▶ **Supplied information**

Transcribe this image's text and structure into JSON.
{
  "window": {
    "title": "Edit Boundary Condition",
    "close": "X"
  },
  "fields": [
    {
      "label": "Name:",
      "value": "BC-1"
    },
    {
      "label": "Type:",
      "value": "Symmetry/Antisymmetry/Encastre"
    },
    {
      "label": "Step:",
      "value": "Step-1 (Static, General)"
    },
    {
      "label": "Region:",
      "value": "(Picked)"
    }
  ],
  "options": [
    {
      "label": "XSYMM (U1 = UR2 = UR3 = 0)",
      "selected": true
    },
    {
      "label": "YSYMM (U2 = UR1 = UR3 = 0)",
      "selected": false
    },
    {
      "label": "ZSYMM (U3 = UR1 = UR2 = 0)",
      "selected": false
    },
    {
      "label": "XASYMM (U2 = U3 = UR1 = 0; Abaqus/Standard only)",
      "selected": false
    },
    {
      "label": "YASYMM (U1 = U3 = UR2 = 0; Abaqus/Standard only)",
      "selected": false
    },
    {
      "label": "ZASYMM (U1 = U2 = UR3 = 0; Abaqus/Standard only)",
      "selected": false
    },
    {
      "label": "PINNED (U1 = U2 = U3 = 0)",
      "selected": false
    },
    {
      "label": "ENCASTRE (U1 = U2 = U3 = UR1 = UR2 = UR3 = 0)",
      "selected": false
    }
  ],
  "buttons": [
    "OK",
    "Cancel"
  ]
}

▶ **Given request**
All the data must be duplicated exactly, with nothing added or removed.

▶ **Complete answer**
Transcribe this image's text and structure into JSON.
{
  "window": {
    "title": "Edit Boundary Condition",
    "close": "X"
  },
  "fields": [
    {
      "label": "Name:",
      "value": "BC-1"
    },
    {
      "label": "Type:",
      "value": "Symmetry/Antisymmetry/Encastre"
    },
    {
      "label": "Step:",
      "value": "Step-1 (Static, General)"
    },
    {
      "label": "Region:",
      "value": "(Picked)"
    }
  ],
  "options": [
    {
      "label": "XSYMM (U1 = UR2 = UR3 = 0)",
      "selected": true
    },
    {
      "label": "YSYMM (U2 = UR1 = UR3 = 0)",
      "selected": false
    },
    {
      "label": "ZSYMM (U3 = UR1 = UR2 = 0)",
      "selected": false
    },
    {
      "label": "XASYMM (U2 = U3 = UR1 = 0; Abaqus/Standard only)",
      "selected": false
    },
    {
      "label": "YASYMM (U1 = U3 = UR2 = 0; Abaqus/Standard only)",
      "selected": false
    },
    {
      "label": "ZASYMM (U1 = U2 = UR3 = 0; Abaqus/Standard only)",
      "selected": false
    },
    {
      "label": "PINNED (U1 = U2 = U3 = 0)",
      "selected": false
    },
    {
      "label": "ENCASTRE (U1 = U2 = U3 = UR1 = UR2 = UR3 = 0)",
      "selected": false
    }
  ],
  "buttons": [
    "OK",
    "Cancel"
  ]
}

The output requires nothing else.